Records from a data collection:
-- -- --

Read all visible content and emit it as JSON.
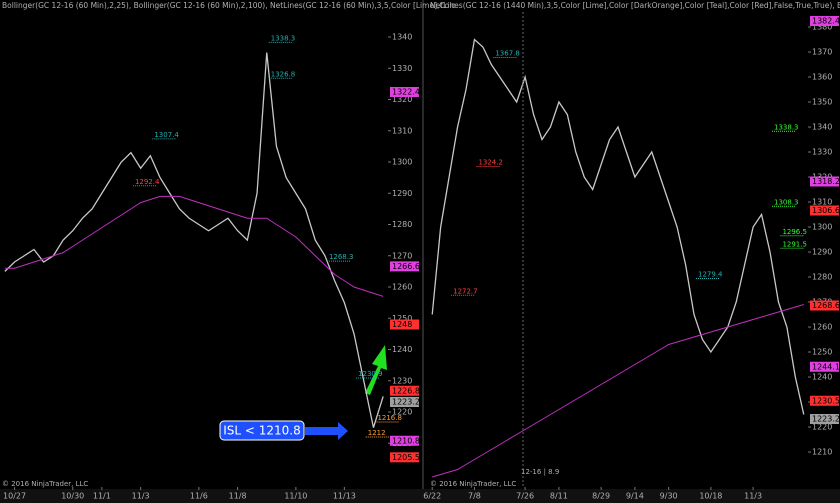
{
  "chart_data": [
    {
      "type": "line",
      "header": "Bollinger(GC 12-16 (60 Min),2,25), Bollinger(GC 12-16 (60 Min),2,100), NetLines(GC 12-16 (60 Min),3,5,Color [Lime],Colo",
      "categories": [
        null,
        "10/27",
        null,
        null,
        null,
        null,
        null,
        "10/30",
        null,
        null,
        "11/1",
        null,
        null,
        null,
        "11/3",
        null,
        null,
        null,
        null,
        null,
        "11/6",
        null,
        null,
        null,
        "11/8",
        null,
        null,
        null,
        null,
        null,
        "11/10",
        null,
        null,
        null,
        null,
        "11/13",
        null,
        null,
        null,
        null
      ],
      "series": [
        {
          "color": "#c8c8c8",
          "values": [
            1265,
            1268,
            1270,
            1272,
            1268,
            1270,
            1275,
            1278,
            1282,
            1285,
            1290,
            1295,
            1300,
            1303,
            1298,
            1302,
            1295,
            1290,
            1285,
            1282,
            1280,
            1278,
            1280,
            1282,
            1278,
            1275,
            1290,
            1335,
            1305,
            1295,
            1290,
            1285,
            1275,
            1270,
            1262,
            1255,
            1245,
            1230,
            1215,
            1225
          ]
        },
        {
          "color": "#c030c0",
          "values": [
            1266,
            1266,
            1267,
            1268,
            1269,
            1270,
            1271,
            1273,
            1275,
            1277,
            1279,
            1281,
            1283,
            1285,
            1287,
            1288,
            1289,
            1289,
            1289,
            1288,
            1287,
            1286,
            1285,
            1284,
            1283,
            1282,
            1282,
            1282,
            1280,
            1278,
            1276,
            1273,
            1270,
            1267,
            1264,
            1262,
            1260,
            1259,
            1258,
            1257
          ]
        }
      ],
      "ylim": [
        1196,
        1348
      ],
      "yticks": [
        1210,
        1220,
        1230,
        1240,
        1250,
        1260,
        1270,
        1280,
        1290,
        1300,
        1310,
        1320,
        1330,
        1340
      ],
      "price_markers": [
        {
          "value": 1322.4,
          "color": "#e040e0"
        },
        {
          "value": 1266.6,
          "color": "#e040e0"
        },
        {
          "value": 1248.0,
          "color": "#ff3030"
        },
        {
          "value": 1226.8,
          "color": "#ff3030"
        },
        {
          "value": 1223.2,
          "color": "#a0a0a0"
        },
        {
          "value": 1210.8,
          "color": "#e040e0"
        },
        {
          "value": 1205.5,
          "color": "#ff3030"
        }
      ],
      "level_labels": [
        {
          "value": 1338.3,
          "index": 27,
          "color": "#20b0b0"
        },
        {
          "value": 1326.8,
          "index": 27,
          "color": "#20b0b0"
        },
        {
          "value": 1307.4,
          "index": 15,
          "color": "#20b0b0"
        },
        {
          "value": 1292.4,
          "index": 13,
          "color": "#ff4040"
        },
        {
          "value": 1268.3,
          "index": 33,
          "color": "#20b0b0"
        },
        {
          "value": 1230.9,
          "index": 36,
          "color": "#20b0b0"
        },
        {
          "value": 1216.8,
          "index": 38,
          "color": "#ffa030"
        },
        {
          "value": 1212,
          "index": 37,
          "color": "#ffa030"
        }
      ],
      "annotation": "ISL < 1210.8",
      "copyright": "© 2016 NinjaTrader, LLC"
    },
    {
      "type": "line",
      "header": "NetLines(GC 12-16 (1440 Min),3,5,Color [Lime],Color [DarkOrange],Color [Teal],Color [Red],False,True,True), Bollin",
      "categories": [
        "6/22",
        null,
        null,
        null,
        null,
        "7/8",
        null,
        null,
        null,
        null,
        null,
        "7/26",
        null,
        null,
        null,
        "8/11",
        null,
        null,
        null,
        null,
        "8/29",
        null,
        null,
        null,
        "9/14",
        null,
        null,
        null,
        "9/30",
        null,
        null,
        null,
        null,
        "10/18",
        null,
        null,
        null,
        null,
        "11/3",
        null,
        null,
        null,
        null,
        null,
        null
      ],
      "series": [
        {
          "color": "#c8c8c8",
          "values": [
            1265,
            1300,
            1320,
            1340,
            1355,
            1375,
            1372,
            1365,
            1360,
            1355,
            1350,
            1360,
            1345,
            1335,
            1340,
            1350,
            1345,
            1330,
            1320,
            1315,
            1325,
            1335,
            1340,
            1330,
            1320,
            1325,
            1330,
            1320,
            1310,
            1300,
            1285,
            1265,
            1255,
            1250,
            1255,
            1260,
            1270,
            1285,
            1300,
            1305,
            1290,
            1270,
            1260,
            1240,
            1225
          ]
        },
        {
          "color": "#c030c0",
          "values": [
            1200,
            1201,
            1202,
            1203,
            1205,
            1207,
            1209,
            1211,
            1213,
            1215,
            1217,
            1219,
            1221,
            1223,
            1225,
            1227,
            1229,
            1231,
            1233,
            1235,
            1237,
            1239,
            1241,
            1243,
            1245,
            1247,
            1249,
            1251,
            1253,
            1254,
            1255,
            1256,
            1257,
            1258,
            1259,
            1260,
            1261,
            1262,
            1263,
            1264,
            1265,
            1266,
            1267,
            1268,
            1269
          ]
        }
      ],
      "ylim": [
        1196,
        1386
      ],
      "yticks": [
        1210,
        1220,
        1230,
        1240,
        1250,
        1260,
        1270,
        1280,
        1290,
        1300,
        1310,
        1320,
        1330,
        1340,
        1350,
        1360,
        1370,
        1380
      ],
      "price_markers": [
        {
          "value": 1382.4,
          "color": "#e040e0"
        },
        {
          "value": 1318.2,
          "color": "#e040e0"
        },
        {
          "value": 1306.6,
          "color": "#ff3030"
        },
        {
          "value": 1268.6,
          "color": "#ff3030"
        },
        {
          "value": 1244.1,
          "color": "#e040e0"
        },
        {
          "value": 1230.5,
          "color": "#ff3030"
        },
        {
          "value": 1223.2,
          "color": "#a0a0a0"
        }
      ],
      "level_labels": [
        {
          "value": 1367.8,
          "index": 7,
          "color": "#20b0b0"
        },
        {
          "value": 1324.2,
          "index": 5,
          "color": "#ff4040"
        },
        {
          "value": 1338.3,
          "index": 40,
          "color": "#30ff30"
        },
        {
          "value": 1308.3,
          "index": 40,
          "color": "#30ff30"
        },
        {
          "value": 1296.5,
          "index": 41,
          "color": "#30ff30"
        },
        {
          "value": 1291.5,
          "index": 41,
          "color": "#30ff30"
        },
        {
          "value": 1279.4,
          "index": 31,
          "color": "#20b0b0"
        },
        {
          "value": 1272.7,
          "index": 2,
          "color": "#ff4040"
        }
      ],
      "footer_note": "12-16 | 8.9",
      "copyright": "© 2016 NinjaTrader, LLC"
    }
  ]
}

-- -- --

SET TASK: Repeat the material above in full and exactly, omitting the pictures.

EXERCISE ANSWER:
Read all visible content and emit it as JSON.
{
  "chart_data": [
    {
      "type": "line",
      "header": "Bollinger(GC 12-16 (60 Min),2,25), Bollinger(GC 12-16 (60 Min),2,100), NetLines(GC 12-16 (60 Min),3,5,Color [Lime],Colo",
      "categories": [
        null,
        "10/27",
        null,
        null,
        null,
        null,
        null,
        "10/30",
        null,
        null,
        "11/1",
        null,
        null,
        null,
        "11/3",
        null,
        null,
        null,
        null,
        null,
        "11/6",
        null,
        null,
        null,
        "11/8",
        null,
        null,
        null,
        null,
        null,
        "11/10",
        null,
        null,
        null,
        null,
        "11/13",
        null,
        null,
        null,
        null
      ],
      "series": [
        {
          "color": "#c8c8c8",
          "values": [
            1265,
            1268,
            1270,
            1272,
            1268,
            1270,
            1275,
            1278,
            1282,
            1285,
            1290,
            1295,
            1300,
            1303,
            1298,
            1302,
            1295,
            1290,
            1285,
            1282,
            1280,
            1278,
            1280,
            1282,
            1278,
            1275,
            1290,
            1335,
            1305,
            1295,
            1290,
            1285,
            1275,
            1270,
            1262,
            1255,
            1245,
            1230,
            1215,
            1225
          ]
        },
        {
          "color": "#c030c0",
          "values": [
            1266,
            1266,
            1267,
            1268,
            1269,
            1270,
            1271,
            1273,
            1275,
            1277,
            1279,
            1281,
            1283,
            1285,
            1287,
            1288,
            1289,
            1289,
            1289,
            1288,
            1287,
            1286,
            1285,
            1284,
            1283,
            1282,
            1282,
            1282,
            1280,
            1278,
            1276,
            1273,
            1270,
            1267,
            1264,
            1262,
            1260,
            1259,
            1258,
            1257
          ]
        }
      ],
      "ylim": [
        1196,
        1348
      ],
      "yticks": [
        1210,
        1220,
        1230,
        1240,
        1250,
        1260,
        1270,
        1280,
        1290,
        1300,
        1310,
        1320,
        1330,
        1340
      ],
      "price_markers": [
        {
          "value": 1322.4,
          "color": "#e040e0"
        },
        {
          "value": 1266.6,
          "color": "#e040e0"
        },
        {
          "value": 1248.0,
          "color": "#ff3030"
        },
        {
          "value": 1226.8,
          "color": "#ff3030"
        },
        {
          "value": 1223.2,
          "color": "#a0a0a0"
        },
        {
          "value": 1210.8,
          "color": "#e040e0"
        },
        {
          "value": 1205.5,
          "color": "#ff3030"
        }
      ],
      "level_labels": [
        {
          "value": 1338.3,
          "index": 27,
          "color": "#20b0b0"
        },
        {
          "value": 1326.8,
          "index": 27,
          "color": "#20b0b0"
        },
        {
          "value": 1307.4,
          "index": 15,
          "color": "#20b0b0"
        },
        {
          "value": 1292.4,
          "index": 13,
          "color": "#ff4040"
        },
        {
          "value": 1268.3,
          "index": 33,
          "color": "#20b0b0"
        },
        {
          "value": 1230.9,
          "index": 36,
          "color": "#20b0b0"
        },
        {
          "value": 1216.8,
          "index": 38,
          "color": "#ffa030"
        },
        {
          "value": 1212,
          "index": 37,
          "color": "#ffa030"
        }
      ],
      "annotation": "ISL < 1210.8",
      "copyright": "© 2016 NinjaTrader, LLC"
    },
    {
      "type": "line",
      "header": "NetLines(GC 12-16 (1440 Min),3,5,Color [Lime],Color [DarkOrange],Color [Teal],Color [Red],False,True,True), Bollin",
      "categories": [
        "6/22",
        null,
        null,
        null,
        null,
        "7/8",
        null,
        null,
        null,
        null,
        null,
        "7/26",
        null,
        null,
        null,
        "8/11",
        null,
        null,
        null,
        null,
        "8/29",
        null,
        null,
        null,
        "9/14",
        null,
        null,
        null,
        "9/30",
        null,
        null,
        null,
        null,
        "10/18",
        null,
        null,
        null,
        null,
        "11/3",
        null,
        null,
        null,
        null,
        null,
        null
      ],
      "series": [
        {
          "color": "#c8c8c8",
          "values": [
            1265,
            1300,
            1320,
            1340,
            1355,
            1375,
            1372,
            1365,
            1360,
            1355,
            1350,
            1360,
            1345,
            1335,
            1340,
            1350,
            1345,
            1330,
            1320,
            1315,
            1325,
            1335,
            1340,
            1330,
            1320,
            1325,
            1330,
            1320,
            1310,
            1300,
            1285,
            1265,
            1255,
            1250,
            1255,
            1260,
            1270,
            1285,
            1300,
            1305,
            1290,
            1270,
            1260,
            1240,
            1225
          ]
        },
        {
          "color": "#c030c0",
          "values": [
            1200,
            1201,
            1202,
            1203,
            1205,
            1207,
            1209,
            1211,
            1213,
            1215,
            1217,
            1219,
            1221,
            1223,
            1225,
            1227,
            1229,
            1231,
            1233,
            1235,
            1237,
            1239,
            1241,
            1243,
            1245,
            1247,
            1249,
            1251,
            1253,
            1254,
            1255,
            1256,
            1257,
            1258,
            1259,
            1260,
            1261,
            1262,
            1263,
            1264,
            1265,
            1266,
            1267,
            1268,
            1269
          ]
        }
      ],
      "ylim": [
        1196,
        1386
      ],
      "yticks": [
        1210,
        1220,
        1230,
        1240,
        1250,
        1260,
        1270,
        1280,
        1290,
        1300,
        1310,
        1320,
        1330,
        1340,
        1350,
        1360,
        1370,
        1380
      ],
      "price_markers": [
        {
          "value": 1382.4,
          "color": "#e040e0"
        },
        {
          "value": 1318.2,
          "color": "#e040e0"
        },
        {
          "value": 1306.6,
          "color": "#ff3030"
        },
        {
          "value": 1268.6,
          "color": "#ff3030"
        },
        {
          "value": 1244.1,
          "color": "#e040e0"
        },
        {
          "value": 1230.5,
          "color": "#ff3030"
        },
        {
          "value": 1223.2,
          "color": "#a0a0a0"
        }
      ],
      "level_labels": [
        {
          "value": 1367.8,
          "index": 7,
          "color": "#20b0b0"
        },
        {
          "value": 1324.2,
          "index": 5,
          "color": "#ff4040"
        },
        {
          "value": 1338.3,
          "index": 40,
          "color": "#30ff30"
        },
        {
          "value": 1308.3,
          "index": 40,
          "color": "#30ff30"
        },
        {
          "value": 1296.5,
          "index": 41,
          "color": "#30ff30"
        },
        {
          "value": 1291.5,
          "index": 41,
          "color": "#30ff30"
        },
        {
          "value": 1279.4,
          "index": 31,
          "color": "#20b0b0"
        },
        {
          "value": 1272.7,
          "index": 2,
          "color": "#ff4040"
        }
      ],
      "footer_note": "12-16 | 8.9",
      "copyright": "© 2016 NinjaTrader, LLC"
    }
  ]
}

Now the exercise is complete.